>> begin Data excerpts
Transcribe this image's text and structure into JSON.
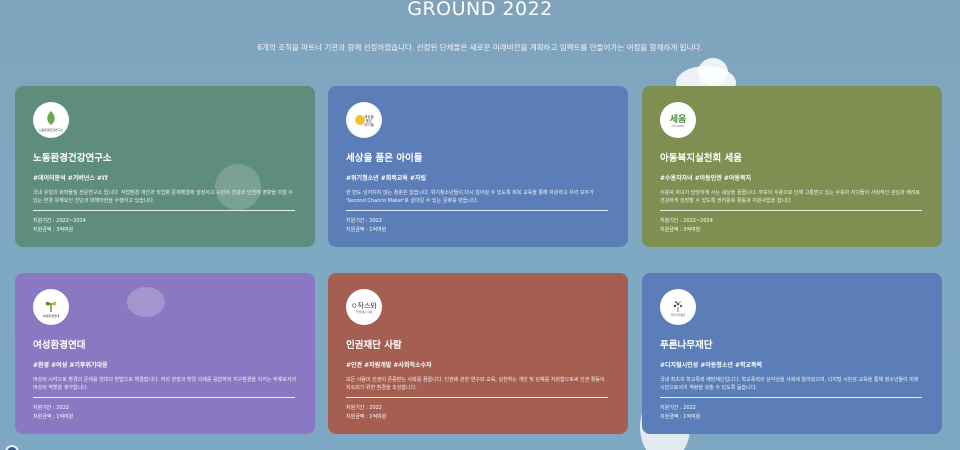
{
  "page": {
    "title": "GROUND 2022",
    "subtitle": "6개의 조직을 파트너 기관과 함께 선정하였습니다. 선정된 단체들은 새로운 미래비전을 계획하고 임팩트를 만들어가는 여정을 함께하게 됩니다."
  },
  "cards": [
    {
      "name": "노동환경건강연구소",
      "tags": "#데이터분석 #거버넌스 #IT",
      "desc": "국내 유일의 화학물질 전문연구소 입니다. 작업환경 개선과 직업병 문제해결에 앞장서고 시민의 건강과 안전에 영향을 미칠 수 있는 환경 유해요인 진단과 대책마련을 수행하고 있습니다.",
      "period": "지원기간 : 2022~2024",
      "amount": "지원금액 : 3억여원",
      "logo_text": "노동환경건강연구소",
      "bg": "#5f8d7b"
    },
    {
      "name": "세상을 품은 아이들",
      "tags": "#위기청소년 #회복교육 #자립",
      "desc": "한 번도 넘어지지 않는 청춘은 없습니다. 위기청소년들이 다시 일어설 수 있도록 회복 교육을 통해 자원하고 우리 모두가 'Second Chance Maker'로 살아갈 수 있는 문화를 만듭니다.",
      "period": "지원기간 : 2022",
      "amount": "지원금액 : 1억여원",
      "logo_text": "세상을 품은 아이들",
      "bg": "#5b7eb9"
    },
    {
      "name": "아동복지실천회 세움",
      "tags": "#수용자자녀 #아동인권 #아동복지",
      "desc": "수용자 자녀가 당당하게 사는 세상을 꿈꿉니다. 부모의 수용으로 인해 고통받고 있는 수용자 자녀들이 사회적인 관심과 배려로 건강하게 성장할 수 있도록 권리옹호 활동과 지원사업을 합니다.",
      "period": "지원기간 : 2022~2024",
      "amount": "지원금액 : 3억여원",
      "logo_text": "세움",
      "bg": "#7f8f52"
    },
    {
      "name": "여성환경연대",
      "tags": "#환경 #여성 #기후위기대응",
      "desc": "여성의 시각으로 환경의 문제를 연대의 방법으로 해결합니다. 여성 관점과 환경 의제를 융합하여 지구환경을 지키는 주체로서의 여성의 역할을 생각합니다.",
      "period": "지원기간 : 2022",
      "amount": "지원금액 : 1억여원",
      "logo_text": "여성환경연대",
      "bg": "#8a79c2"
    },
    {
      "name": "인권재단 사람",
      "tags": "#인권 #자원개발 #사회적소수자",
      "desc": "모든 사람이 인권이 존중받는 사회를 꿈꿉니다. 인권에 관한 연구와 교육, 실천하는 개인 및 단체를 지원함으로써 인권 활동이 지속되기 위한 환경을 조성합니다.",
      "period": "지원기간 : 2022",
      "amount": "지원금액 : 1억여원",
      "logo_text": "인권재단 사람",
      "bg": "#a55f51"
    },
    {
      "name": "푸른나무재단",
      "tags": "#디지털시민성 #아동청소년 #학교폭력",
      "desc": "국내 최초의 학교폭력 예방재단입니다. 학교폭력의 심각성을 사회에 알려왔으며, 디지털 시민성 교육을 통해 청소년들이 미래 시민으로서의 역량을 갖출 수 있도록 돕습니다.",
      "period": "지원기간 : 2022",
      "amount": "지원금액 : 1억여원",
      "logo_text": "푸른나무재단",
      "bg": "#5b7eb9"
    }
  ],
  "icons": {
    "card_0": "leaf-logo-icon",
    "card_1": "sun-logo-icon",
    "card_2": "seum-logo-icon",
    "card_3": "sprout-logo-icon",
    "card_4": "saram-logo-icon",
    "card_5": "tree-logo-icon"
  }
}
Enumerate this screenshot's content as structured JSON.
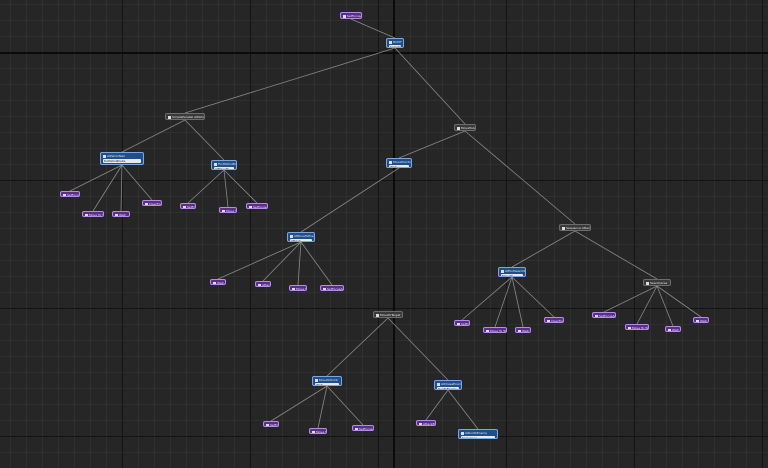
>> end Data excerpts
Task objective -> Find the word "꿈꿉니다" and list each line it appears in.

Exercise output ->
      "desc": "수용자 자녀가 당당하게 사는 세상을 꿈꿉니다. 부모의 수용으로 인해 고통받고 있는 수용자 자녀들이 사회적인 관심과 배려로 건강하게 성장할 수 있도록 권리옹호 활동과 지원사업을 합니다.",
      "desc": "모든 사람이 인권이 존중받는 사회를 꿈꿉니다. 인권에 관한 연구와 교육, 실천하는 개인 및 단체를 지원함으로써 인권 활동이 지속되기 위한 환경을 조성합니다.",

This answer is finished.